→ **Exercise objective**: Any pictures in the records below should be skipped; write out everything else exactly.

→ **Extracted records**:
■ ■ ■ ■ ■ ■ ■
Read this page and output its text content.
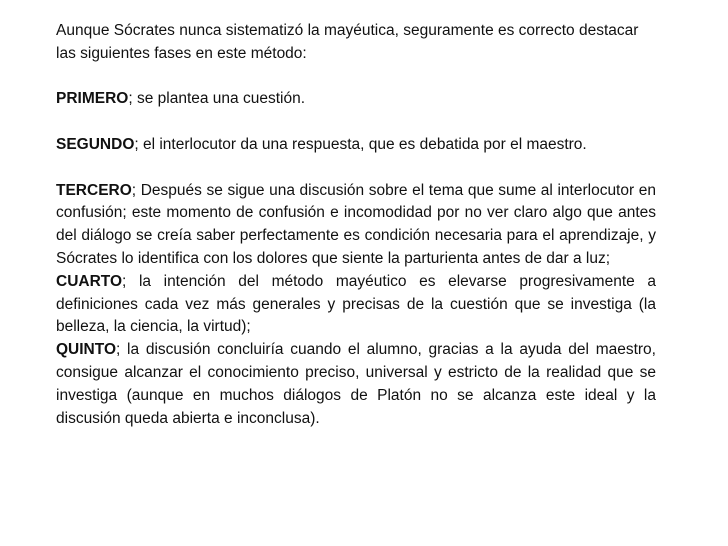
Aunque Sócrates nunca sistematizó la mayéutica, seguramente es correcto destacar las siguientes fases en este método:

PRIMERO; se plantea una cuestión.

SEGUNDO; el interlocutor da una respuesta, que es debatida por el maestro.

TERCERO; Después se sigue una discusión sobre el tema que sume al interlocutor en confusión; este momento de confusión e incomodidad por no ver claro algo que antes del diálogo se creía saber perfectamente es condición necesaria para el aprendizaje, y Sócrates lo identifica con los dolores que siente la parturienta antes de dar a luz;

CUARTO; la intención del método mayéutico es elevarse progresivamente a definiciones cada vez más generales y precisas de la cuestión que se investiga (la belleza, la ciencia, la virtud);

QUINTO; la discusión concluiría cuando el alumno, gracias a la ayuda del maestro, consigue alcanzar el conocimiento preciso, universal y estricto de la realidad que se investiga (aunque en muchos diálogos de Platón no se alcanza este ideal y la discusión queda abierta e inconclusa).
■ ■ ■ ■ ■ ■ ■
→ **Expected answer**:
Read this page and output its text content.
Aunque Sócrates nunca sistematizó la mayéutica, seguramente es correcto destacar las siguientes fases en este método:

PRIMERO; se plantea una cuestión.

SEGUNDO; el interlocutor da una respuesta, que es debatida por el maestro.

TERCERO; Después se sigue una discusión sobre el tema que sume al interlocutor en confusión; este momento de confusión e incomodidad por no ver claro algo que antes del diálogo se creía saber perfectamente es condición necesaria para el aprendizaje, y Sócrates lo identifica con los dolores que siente la parturienta antes de dar a luz;

CUARTO; la intención del método mayéutico es elevarse progresivamente a definiciones cada vez más generales y precisas de la cuestión que se investiga (la belleza, la ciencia, la virtud);

QUINTO; la discusión concluiría cuando el alumno, gracias a la ayuda del maestro, consigue alcanzar el conocimiento preciso, universal y estricto de la realidad que se investiga (aunque en muchos diálogos de Platón no se alcanza este ideal y la discusión queda abierta e inconclusa).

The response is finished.